Trecho selecionado |
┄┄┄┄┄┄

As três notícias-crime foram encaminhadas ao Procurador-Geral da República, que pediu o arquivamento. Em seguida, três Agravos Regimentais foram interpostos, considerando que os pedidos de arquivamento foram feitos pelo Vice-Procurador-Geral da República, autoridade sem legitimidade para tal. Além disso, os referidos pedidos não foram encaminhados à instância de revisão ministerial para fins de homologação, o Conselho Superior do Ministério Público Federal, como manda o novo artigo 28 do Código de Processo Penal, nem foram processados e julgados pelo Plenário do Supremo Tribunal Federal, como estabelece o artigo 5º, inciso I, do Regimento Interno do STF.
Não podemos deixar o julgamento desses crimes contra a Humanidade nas mãos dos tribunais internacionais ou dos historiadores. Se o Brasil não assumir a responsabilidade de interromper imediatamente este genocídio, carregaremos a mancha da covardia para sempre na História. Aqui, convém recordar Kairós: na mitologia grega, o Deus do momento oportuno, o tempo da oportunidade, na estrutura linguística moderna, a palavra significa, simplesmente, “tempo”. Milhares de brasileiros estão na iminência de perder a vida, correndo perigo da demora. É urgente. O tempo não para.
Quando o Presidente da República começou a infringir as medidas sanitárias preventivas, estimulando o negacionismo científico, ainda em março, muito mais que uma desobediência, um mal exemplo, uma irresponsabilidade, uma ilegalidade administrativa, caso tivesse ficado claro que se tratava, sim, de conduta criminosa, prevista no artigo 268 do Código Penal, milhares de brasileiros não teriam morrido nem haveria milhões de contaminados pela Covid-19.
A História do Brasil é maculada por genocídio, violência e racismo desde o “descobrimento”: durante o processo de colonização, os portugueses realizaram um verdadeiro massacre sobre os povos originários, incluindo a transmissão de gripe, na Diáspora Africana, o país teve o maior número de negros escravizados do mundo e, mais recentemente, milhares de pessoas foram torturadas, assassinadas e desaparecidas pela política de Estado da Ditadura Militar. Há famílias que até hoje não encontraram nem realizaram o sepultamento dos corpos de seus entes queridos, desaparecidos políticos. A situação atual é semelhante, pois as pessoas que perdem familiares e amigos, além de não poderem sequer se consolar com um abraço, não podem enterrar os mortos pela Covid-19.

┄┄┄┄┄┄

Informações |
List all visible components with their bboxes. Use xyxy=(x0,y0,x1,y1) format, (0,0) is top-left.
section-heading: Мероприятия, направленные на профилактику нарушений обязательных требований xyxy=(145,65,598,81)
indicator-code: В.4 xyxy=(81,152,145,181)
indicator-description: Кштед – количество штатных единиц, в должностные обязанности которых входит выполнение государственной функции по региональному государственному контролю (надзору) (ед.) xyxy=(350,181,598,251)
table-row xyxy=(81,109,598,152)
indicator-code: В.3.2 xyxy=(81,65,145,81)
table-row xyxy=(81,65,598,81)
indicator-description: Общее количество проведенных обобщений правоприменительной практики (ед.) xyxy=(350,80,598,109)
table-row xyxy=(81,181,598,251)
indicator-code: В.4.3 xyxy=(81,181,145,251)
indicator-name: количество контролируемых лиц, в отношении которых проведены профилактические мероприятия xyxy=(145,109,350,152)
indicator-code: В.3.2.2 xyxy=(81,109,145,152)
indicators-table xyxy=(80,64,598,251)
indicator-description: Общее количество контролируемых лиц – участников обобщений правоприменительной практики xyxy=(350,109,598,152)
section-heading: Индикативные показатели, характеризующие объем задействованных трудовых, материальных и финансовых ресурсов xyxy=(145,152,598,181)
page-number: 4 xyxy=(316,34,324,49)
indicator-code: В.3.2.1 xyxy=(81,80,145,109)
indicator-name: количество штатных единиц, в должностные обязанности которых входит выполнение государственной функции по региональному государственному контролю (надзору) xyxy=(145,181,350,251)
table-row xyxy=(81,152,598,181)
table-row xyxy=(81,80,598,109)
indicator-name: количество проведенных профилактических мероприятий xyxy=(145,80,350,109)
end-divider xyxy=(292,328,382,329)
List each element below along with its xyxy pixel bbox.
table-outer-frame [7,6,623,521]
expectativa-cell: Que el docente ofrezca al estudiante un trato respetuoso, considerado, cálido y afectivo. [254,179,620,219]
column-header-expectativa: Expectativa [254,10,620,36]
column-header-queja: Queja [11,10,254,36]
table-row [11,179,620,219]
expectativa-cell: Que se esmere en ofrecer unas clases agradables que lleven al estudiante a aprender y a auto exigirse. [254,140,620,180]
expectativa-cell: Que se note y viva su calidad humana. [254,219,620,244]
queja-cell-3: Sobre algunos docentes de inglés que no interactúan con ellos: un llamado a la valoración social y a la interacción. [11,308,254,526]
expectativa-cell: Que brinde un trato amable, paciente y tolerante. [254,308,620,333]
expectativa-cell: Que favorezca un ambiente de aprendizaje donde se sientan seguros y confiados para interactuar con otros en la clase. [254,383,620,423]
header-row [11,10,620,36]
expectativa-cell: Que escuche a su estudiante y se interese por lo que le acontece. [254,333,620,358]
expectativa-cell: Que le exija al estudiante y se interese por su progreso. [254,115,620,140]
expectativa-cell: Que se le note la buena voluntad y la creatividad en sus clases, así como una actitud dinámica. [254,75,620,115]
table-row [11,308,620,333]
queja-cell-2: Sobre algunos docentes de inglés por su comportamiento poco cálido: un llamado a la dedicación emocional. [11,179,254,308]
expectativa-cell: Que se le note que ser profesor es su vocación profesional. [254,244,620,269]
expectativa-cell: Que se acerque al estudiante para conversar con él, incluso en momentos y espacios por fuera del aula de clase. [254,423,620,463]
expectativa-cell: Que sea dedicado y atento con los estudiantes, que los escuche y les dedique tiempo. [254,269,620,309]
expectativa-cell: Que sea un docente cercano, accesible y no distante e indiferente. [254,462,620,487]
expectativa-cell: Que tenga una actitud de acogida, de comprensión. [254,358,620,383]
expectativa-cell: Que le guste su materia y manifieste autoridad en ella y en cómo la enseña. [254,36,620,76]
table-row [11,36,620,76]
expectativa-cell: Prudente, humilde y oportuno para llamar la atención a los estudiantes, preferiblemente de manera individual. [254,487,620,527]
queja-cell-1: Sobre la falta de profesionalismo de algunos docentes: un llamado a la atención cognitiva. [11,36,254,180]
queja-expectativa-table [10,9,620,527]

┄┄┄┄┄┄

Lista de tarefas |
1 – Segundo o texto sobre a pandemia de Covid-19 no Brasil, quem fez os pedidos de arquivamento das três notícias-crime?
2 – Prossiga com o texto sobre a pandemia de Covid-19 no Brasil a partir do ponto em que ele termina.
Os registros provêm de uma fonte distinta da do texto.

Respostas |
1 – O Vice-Procurador-Geral da República.

2 –
A falta de medicamentos, até mesmo de anestésicos em situação de intubação, o número ínfimo em relação à demanda de leitos de UTI e de aparelhos de ventilação mecânica, em suma, a agonia da falta de ar de milhares de brasileiros, consiste em tortura até a morte. Essas circunstâncias terríveis fazem ecoar as últimas palavras pronunciadas por George Floyd - “Eu não consigo respirar (I can’t breath)”– que, junto com o lema “Vidas Negras Importam (Black Lives Matter)”, tornaram-se uma bandeira da luta contra o racismo no mundo.
Vidas negras importam. Vidas indígenas importam.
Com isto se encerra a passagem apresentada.